(Items from a data source)
— START —
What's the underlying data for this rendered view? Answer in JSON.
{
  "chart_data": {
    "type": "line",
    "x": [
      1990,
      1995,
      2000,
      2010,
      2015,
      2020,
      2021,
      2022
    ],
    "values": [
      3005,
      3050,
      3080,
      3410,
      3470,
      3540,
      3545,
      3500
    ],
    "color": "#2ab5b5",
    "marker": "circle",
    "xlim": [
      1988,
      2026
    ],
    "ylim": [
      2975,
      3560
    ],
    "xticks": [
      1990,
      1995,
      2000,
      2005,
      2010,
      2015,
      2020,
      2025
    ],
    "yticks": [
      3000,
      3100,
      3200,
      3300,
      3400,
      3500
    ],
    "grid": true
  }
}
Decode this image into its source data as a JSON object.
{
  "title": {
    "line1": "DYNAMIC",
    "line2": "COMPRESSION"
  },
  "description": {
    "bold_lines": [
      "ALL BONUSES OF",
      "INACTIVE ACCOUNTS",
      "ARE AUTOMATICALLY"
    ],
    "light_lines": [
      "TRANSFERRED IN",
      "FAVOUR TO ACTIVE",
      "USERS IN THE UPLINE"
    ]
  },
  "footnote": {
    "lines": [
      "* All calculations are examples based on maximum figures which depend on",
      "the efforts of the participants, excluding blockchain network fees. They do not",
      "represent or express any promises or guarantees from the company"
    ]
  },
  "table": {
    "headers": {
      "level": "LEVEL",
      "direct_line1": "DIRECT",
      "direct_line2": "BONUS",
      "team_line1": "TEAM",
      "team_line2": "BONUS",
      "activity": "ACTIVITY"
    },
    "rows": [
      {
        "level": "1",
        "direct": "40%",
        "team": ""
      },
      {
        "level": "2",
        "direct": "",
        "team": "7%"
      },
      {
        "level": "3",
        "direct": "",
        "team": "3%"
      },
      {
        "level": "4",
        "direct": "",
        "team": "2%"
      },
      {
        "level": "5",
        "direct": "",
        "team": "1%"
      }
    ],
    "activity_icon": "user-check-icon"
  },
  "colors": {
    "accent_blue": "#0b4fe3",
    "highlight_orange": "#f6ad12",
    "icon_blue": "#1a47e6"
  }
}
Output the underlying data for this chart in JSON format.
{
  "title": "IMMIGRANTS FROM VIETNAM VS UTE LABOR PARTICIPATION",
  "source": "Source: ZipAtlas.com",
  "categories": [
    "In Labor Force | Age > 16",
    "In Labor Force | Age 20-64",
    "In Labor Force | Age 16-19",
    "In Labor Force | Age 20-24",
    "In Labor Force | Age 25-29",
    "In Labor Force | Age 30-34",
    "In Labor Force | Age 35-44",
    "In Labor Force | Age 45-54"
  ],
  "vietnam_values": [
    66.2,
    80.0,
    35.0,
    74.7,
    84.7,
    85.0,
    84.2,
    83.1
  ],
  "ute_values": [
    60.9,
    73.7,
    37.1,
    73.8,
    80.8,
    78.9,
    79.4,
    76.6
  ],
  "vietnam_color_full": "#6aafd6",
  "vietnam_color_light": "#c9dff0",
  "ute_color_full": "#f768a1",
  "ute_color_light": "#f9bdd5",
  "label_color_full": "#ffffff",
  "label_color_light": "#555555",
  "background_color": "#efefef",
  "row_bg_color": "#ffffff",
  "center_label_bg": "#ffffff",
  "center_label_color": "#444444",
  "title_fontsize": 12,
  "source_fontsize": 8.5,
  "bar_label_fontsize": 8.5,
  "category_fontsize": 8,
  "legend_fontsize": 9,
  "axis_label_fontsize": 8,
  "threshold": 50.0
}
— END —
● **WRITTEN REQUEST**
All of the material must be reproduced exactly.

● **EXERCISE RESULT**
What's the underlying data for this rendered view? Answer in JSON.
{
  "chart_data": {
    "type": "line",
    "x": [
      1990,
      1995,
      2000,
      2010,
      2015,
      2020,
      2021,
      2022
    ],
    "values": [
      3005,
      3050,
      3080,
      3410,
      3470,
      3540,
      3545,
      3500
    ],
    "color": "#2ab5b5",
    "marker": "circle",
    "xlim": [
      1988,
      2026
    ],
    "ylim": [
      2975,
      3560
    ],
    "xticks": [
      1990,
      1995,
      2000,
      2005,
      2010,
      2015,
      2020,
      2025
    ],
    "yticks": [
      3000,
      3100,
      3200,
      3300,
      3400,
      3500
    ],
    "grid": true
  }
}
Decode this image into its source data as a JSON object.
{
  "title": {
    "line1": "DYNAMIC",
    "line2": "COMPRESSION"
  },
  "description": {
    "bold_lines": [
      "ALL BONUSES OF",
      "INACTIVE ACCOUNTS",
      "ARE AUTOMATICALLY"
    ],
    "light_lines": [
      "TRANSFERRED IN",
      "FAVOUR TO ACTIVE",
      "USERS IN THE UPLINE"
    ]
  },
  "footnote": {
    "lines": [
      "* All calculations are examples based on maximum figures which depend on",
      "the efforts of the participants, excluding blockchain network fees. They do not",
      "represent or express any promises or guarantees from the company"
    ]
  },
  "table": {
    "headers": {
      "level": "LEVEL",
      "direct_line1": "DIRECT",
      "direct_line2": "BONUS",
      "team_line1": "TEAM",
      "team_line2": "BONUS",
      "activity": "ACTIVITY"
    },
    "rows": [
      {
        "level": "1",
        "direct": "40%",
        "team": ""
      },
      {
        "level": "2",
        "direct": "",
        "team": "7%"
      },
      {
        "level": "3",
        "direct": "",
        "team": "3%"
      },
      {
        "level": "4",
        "direct": "",
        "team": "2%"
      },
      {
        "level": "5",
        "direct": "",
        "team": "1%"
      }
    ],
    "activity_icon": "user-check-icon"
  },
  "colors": {
    "accent_blue": "#0b4fe3",
    "highlight_orange": "#f6ad12",
    "icon_blue": "#1a47e6"
  }
}
Output the underlying data for this chart in JSON format.
{
  "title": "IMMIGRANTS FROM VIETNAM VS UTE LABOR PARTICIPATION",
  "source": "Source: ZipAtlas.com",
  "categories": [
    "In Labor Force | Age > 16",
    "In Labor Force | Age 20-64",
    "In Labor Force | Age 16-19",
    "In Labor Force | Age 20-24",
    "In Labor Force | Age 25-29",
    "In Labor Force | Age 30-34",
    "In Labor Force | Age 35-44",
    "In Labor Force | Age 45-54"
  ],
  "vietnam_values": [
    66.2,
    80.0,
    35.0,
    74.7,
    84.7,
    85.0,
    84.2,
    83.1
  ],
  "ute_values": [
    60.9,
    73.7,
    37.1,
    73.8,
    80.8,
    78.9,
    79.4,
    76.6
  ],
  "vietnam_color_full": "#6aafd6",
  "vietnam_color_light": "#c9dff0",
  "ute_color_full": "#f768a1",
  "ute_color_light": "#f9bdd5",
  "label_color_full": "#ffffff",
  "label_color_light": "#555555",
  "background_color": "#efefef",
  "row_bg_color": "#ffffff",
  "center_label_bg": "#ffffff",
  "center_label_color": "#444444",
  "title_fontsize": 12,
  "source_fontsize": 8.5,
  "bar_label_fontsize": 8.5,
  "category_fontsize": 8,
  "legend_fontsize": 9,
  "axis_label_fontsize": 8,
  "threshold": 50.0
}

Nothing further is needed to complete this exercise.